GIVEN DATA:

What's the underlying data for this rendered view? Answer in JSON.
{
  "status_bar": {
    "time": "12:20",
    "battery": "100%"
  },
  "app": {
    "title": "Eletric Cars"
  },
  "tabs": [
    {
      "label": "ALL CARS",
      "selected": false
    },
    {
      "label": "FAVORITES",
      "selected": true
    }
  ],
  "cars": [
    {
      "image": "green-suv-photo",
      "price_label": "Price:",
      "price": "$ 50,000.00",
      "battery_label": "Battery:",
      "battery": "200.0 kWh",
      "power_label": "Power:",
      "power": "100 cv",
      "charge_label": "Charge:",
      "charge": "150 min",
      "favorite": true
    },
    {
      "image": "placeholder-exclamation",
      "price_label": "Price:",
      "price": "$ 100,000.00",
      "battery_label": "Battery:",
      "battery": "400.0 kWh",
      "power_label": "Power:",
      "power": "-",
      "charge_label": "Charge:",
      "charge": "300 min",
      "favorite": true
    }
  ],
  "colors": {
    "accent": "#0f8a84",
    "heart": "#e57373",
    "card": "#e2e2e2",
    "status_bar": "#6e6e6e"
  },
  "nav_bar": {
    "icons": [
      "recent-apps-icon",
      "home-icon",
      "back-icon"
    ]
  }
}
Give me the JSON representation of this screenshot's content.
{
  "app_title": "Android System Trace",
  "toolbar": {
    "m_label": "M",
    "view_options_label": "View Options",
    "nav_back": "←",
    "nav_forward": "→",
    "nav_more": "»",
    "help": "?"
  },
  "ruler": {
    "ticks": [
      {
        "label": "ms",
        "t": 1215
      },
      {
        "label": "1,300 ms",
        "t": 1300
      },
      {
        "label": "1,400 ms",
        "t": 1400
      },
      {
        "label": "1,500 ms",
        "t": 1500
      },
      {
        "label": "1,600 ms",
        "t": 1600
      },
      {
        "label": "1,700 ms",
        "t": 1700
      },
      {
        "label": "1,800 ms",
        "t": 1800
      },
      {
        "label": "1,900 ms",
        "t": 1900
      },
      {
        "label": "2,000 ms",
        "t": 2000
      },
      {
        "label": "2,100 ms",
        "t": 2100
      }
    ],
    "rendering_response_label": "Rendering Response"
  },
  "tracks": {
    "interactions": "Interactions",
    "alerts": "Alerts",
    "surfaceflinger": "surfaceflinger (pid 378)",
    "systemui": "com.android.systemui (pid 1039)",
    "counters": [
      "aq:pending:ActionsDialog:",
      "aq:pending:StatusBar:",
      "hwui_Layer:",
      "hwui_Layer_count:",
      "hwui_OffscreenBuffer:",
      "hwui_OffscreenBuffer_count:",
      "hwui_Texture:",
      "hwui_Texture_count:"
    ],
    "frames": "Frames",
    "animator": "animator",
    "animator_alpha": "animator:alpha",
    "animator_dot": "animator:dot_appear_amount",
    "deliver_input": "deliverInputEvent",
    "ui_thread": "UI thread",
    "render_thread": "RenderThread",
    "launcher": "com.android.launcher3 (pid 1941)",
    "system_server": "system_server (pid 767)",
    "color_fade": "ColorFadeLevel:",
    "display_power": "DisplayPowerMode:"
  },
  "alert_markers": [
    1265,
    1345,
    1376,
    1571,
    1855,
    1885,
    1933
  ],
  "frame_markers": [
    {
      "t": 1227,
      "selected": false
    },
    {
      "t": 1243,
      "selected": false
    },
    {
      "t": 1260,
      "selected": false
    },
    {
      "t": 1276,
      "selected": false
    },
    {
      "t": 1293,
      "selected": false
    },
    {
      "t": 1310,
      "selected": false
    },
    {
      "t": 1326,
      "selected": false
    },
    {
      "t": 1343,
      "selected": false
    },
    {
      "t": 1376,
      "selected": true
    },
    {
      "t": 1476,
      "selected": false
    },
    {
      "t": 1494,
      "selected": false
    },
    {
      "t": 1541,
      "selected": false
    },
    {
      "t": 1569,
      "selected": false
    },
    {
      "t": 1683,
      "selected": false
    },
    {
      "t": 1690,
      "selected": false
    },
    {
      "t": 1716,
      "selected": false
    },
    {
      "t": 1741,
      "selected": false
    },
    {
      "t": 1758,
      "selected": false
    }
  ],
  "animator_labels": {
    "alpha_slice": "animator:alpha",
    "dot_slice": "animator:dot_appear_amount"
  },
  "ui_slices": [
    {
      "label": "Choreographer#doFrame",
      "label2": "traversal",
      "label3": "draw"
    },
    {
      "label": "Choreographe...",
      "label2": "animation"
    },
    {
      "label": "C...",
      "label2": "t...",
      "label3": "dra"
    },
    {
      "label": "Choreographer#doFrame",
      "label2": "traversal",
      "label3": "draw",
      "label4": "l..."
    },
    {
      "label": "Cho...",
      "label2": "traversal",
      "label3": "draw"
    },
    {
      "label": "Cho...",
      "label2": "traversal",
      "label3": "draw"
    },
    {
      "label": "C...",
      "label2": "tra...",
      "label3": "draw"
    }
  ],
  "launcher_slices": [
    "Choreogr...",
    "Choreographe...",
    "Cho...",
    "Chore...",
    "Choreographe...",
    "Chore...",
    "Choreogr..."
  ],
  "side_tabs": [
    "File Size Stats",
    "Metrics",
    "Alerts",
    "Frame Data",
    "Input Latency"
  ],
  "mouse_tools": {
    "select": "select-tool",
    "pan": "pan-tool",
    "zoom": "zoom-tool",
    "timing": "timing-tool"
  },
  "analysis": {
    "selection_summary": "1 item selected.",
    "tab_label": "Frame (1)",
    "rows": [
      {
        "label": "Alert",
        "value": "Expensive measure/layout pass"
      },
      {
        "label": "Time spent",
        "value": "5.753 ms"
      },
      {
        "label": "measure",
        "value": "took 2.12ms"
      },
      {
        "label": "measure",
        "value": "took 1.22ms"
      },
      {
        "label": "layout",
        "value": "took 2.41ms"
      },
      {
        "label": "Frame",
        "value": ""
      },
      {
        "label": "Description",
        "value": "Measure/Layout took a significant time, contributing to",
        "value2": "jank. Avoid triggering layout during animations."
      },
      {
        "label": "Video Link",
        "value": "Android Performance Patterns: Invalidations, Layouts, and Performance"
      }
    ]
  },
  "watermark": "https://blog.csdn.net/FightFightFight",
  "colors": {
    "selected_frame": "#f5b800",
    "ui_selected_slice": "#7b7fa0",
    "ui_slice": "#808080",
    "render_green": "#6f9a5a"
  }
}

GOAL OF THE EXERCISE: Repeat the records above exactly as they appear.

WORKED SOLUTION:
What's the underlying data for this rendered view? Answer in JSON.
{
  "status_bar": {
    "time": "12:20",
    "battery": "100%"
  },
  "app": {
    "title": "Eletric Cars"
  },
  "tabs": [
    {
      "label": "ALL CARS",
      "selected": false
    },
    {
      "label": "FAVORITES",
      "selected": true
    }
  ],
  "cars": [
    {
      "image": "green-suv-photo",
      "price_label": "Price:",
      "price": "$ 50,000.00",
      "battery_label": "Battery:",
      "battery": "200.0 kWh",
      "power_label": "Power:",
      "power": "100 cv",
      "charge_label": "Charge:",
      "charge": "150 min",
      "favorite": true
    },
    {
      "image": "placeholder-exclamation",
      "price_label": "Price:",
      "price": "$ 100,000.00",
      "battery_label": "Battery:",
      "battery": "400.0 kWh",
      "power_label": "Power:",
      "power": "-",
      "charge_label": "Charge:",
      "charge": "300 min",
      "favorite": true
    }
  ],
  "colors": {
    "accent": "#0f8a84",
    "heart": "#e57373",
    "card": "#e2e2e2",
    "status_bar": "#6e6e6e"
  },
  "nav_bar": {
    "icons": [
      "recent-apps-icon",
      "home-icon",
      "back-icon"
    ]
  }
}
Give me the JSON representation of this screenshot's content.
{
  "app_title": "Android System Trace",
  "toolbar": {
    "m_label": "M",
    "view_options_label": "View Options",
    "nav_back": "←",
    "nav_forward": "→",
    "nav_more": "»",
    "help": "?"
  },
  "ruler": {
    "ticks": [
      {
        "label": "ms",
        "t": 1215
      },
      {
        "label": "1,300 ms",
        "t": 1300
      },
      {
        "label": "1,400 ms",
        "t": 1400
      },
      {
        "label": "1,500 ms",
        "t": 1500
      },
      {
        "label": "1,600 ms",
        "t": 1600
      },
      {
        "label": "1,700 ms",
        "t": 1700
      },
      {
        "label": "1,800 ms",
        "t": 1800
      },
      {
        "label": "1,900 ms",
        "t": 1900
      },
      {
        "label": "2,000 ms",
        "t": 2000
      },
      {
        "label": "2,100 ms",
        "t": 2100
      }
    ],
    "rendering_response_label": "Rendering Response"
  },
  "tracks": {
    "interactions": "Interactions",
    "alerts": "Alerts",
    "surfaceflinger": "surfaceflinger (pid 378)",
    "systemui": "com.android.systemui (pid 1039)",
    "counters": [
      "aq:pending:ActionsDialog:",
      "aq:pending:StatusBar:",
      "hwui_Layer:",
      "hwui_Layer_count:",
      "hwui_OffscreenBuffer:",
      "hwui_OffscreenBuffer_count:",
      "hwui_Texture:",
      "hwui_Texture_count:"
    ],
    "frames": "Frames",
    "animator": "animator",
    "animator_alpha": "animator:alpha",
    "animator_dot": "animator:dot_appear_amount",
    "deliver_input": "deliverInputEvent",
    "ui_thread": "UI thread",
    "render_thread": "RenderThread",
    "launcher": "com.android.launcher3 (pid 1941)",
    "system_server": "system_server (pid 767)",
    "color_fade": "ColorFadeLevel:",
    "display_power": "DisplayPowerMode:"
  },
  "alert_markers": [
    1265,
    1345,
    1376,
    1571,
    1855,
    1885,
    1933
  ],
  "frame_markers": [
    {
      "t": 1227,
      "selected": false
    },
    {
      "t": 1243,
      "selected": false
    },
    {
      "t": 1260,
      "selected": false
    },
    {
      "t": 1276,
      "selected": false
    },
    {
      "t": 1293,
      "selected": false
    },
    {
      "t": 1310,
      "selected": false
    },
    {
      "t": 1326,
      "selected": false
    },
    {
      "t": 1343,
      "selected": false
    },
    {
      "t": 1376,
      "selected": true
    },
    {
      "t": 1476,
      "selected": false
    },
    {
      "t": 1494,
      "selected": false
    },
    {
      "t": 1541,
      "selected": false
    },
    {
      "t": 1569,
      "selected": false
    },
    {
      "t": 1683,
      "selected": false
    },
    {
      "t": 1690,
      "selected": false
    },
    {
      "t": 1716,
      "selected": false
    },
    {
      "t": 1741,
      "selected": false
    },
    {
      "t": 1758,
      "selected": false
    }
  ],
  "animator_labels": {
    "alpha_slice": "animator:alpha",
    "dot_slice": "animator:dot_appear_amount"
  },
  "ui_slices": [
    {
      "label": "Choreographer#doFrame",
      "label2": "traversal",
      "label3": "draw"
    },
    {
      "label": "Choreographe...",
      "label2": "animation"
    },
    {
      "label": "C...",
      "label2": "t...",
      "label3": "dra"
    },
    {
      "label": "Choreographer#doFrame",
      "label2": "traversal",
      "label3": "draw",
      "label4": "l..."
    },
    {
      "label": "Cho...",
      "label2": "traversal",
      "label3": "draw"
    },
    {
      "label": "Cho...",
      "label2": "traversal",
      "label3": "draw"
    },
    {
      "label": "C...",
      "label2": "tra...",
      "label3": "draw"
    }
  ],
  "launcher_slices": [
    "Choreogr...",
    "Choreographe...",
    "Cho...",
    "Chore...",
    "Choreographe...",
    "Chore...",
    "Choreogr..."
  ],
  "side_tabs": [
    "File Size Stats",
    "Metrics",
    "Alerts",
    "Frame Data",
    "Input Latency"
  ],
  "mouse_tools": {
    "select": "select-tool",
    "pan": "pan-tool",
    "zoom": "zoom-tool",
    "timing": "timing-tool"
  },
  "analysis": {
    "selection_summary": "1 item selected.",
    "tab_label": "Frame (1)",
    "rows": [
      {
        "label": "Alert",
        "value": "Expensive measure/layout pass"
      },
      {
        "label": "Time spent",
        "value": "5.753 ms"
      },
      {
        "label": "measure",
        "value": "took 2.12ms"
      },
      {
        "label": "measure",
        "value": "took 1.22ms"
      },
      {
        "label": "layout",
        "value": "took 2.41ms"
      },
      {
        "label": "Frame",
        "value": ""
      },
      {
        "label": "Description",
        "value": "Measure/Layout took a significant time, contributing to",
        "value2": "jank. Avoid triggering layout during animations."
      },
      {
        "label": "Video Link",
        "value": "Android Performance Patterns: Invalidations, Layouts, and Performance"
      }
    ]
  },
  "watermark": "https://blog.csdn.net/FightFightFight",
  "colors": {
    "selected_frame": "#f5b800",
    "ui_selected_slice": "#7b7fa0",
    "ui_slice": "#808080",
    "render_green": "#6f9a5a"
  }
}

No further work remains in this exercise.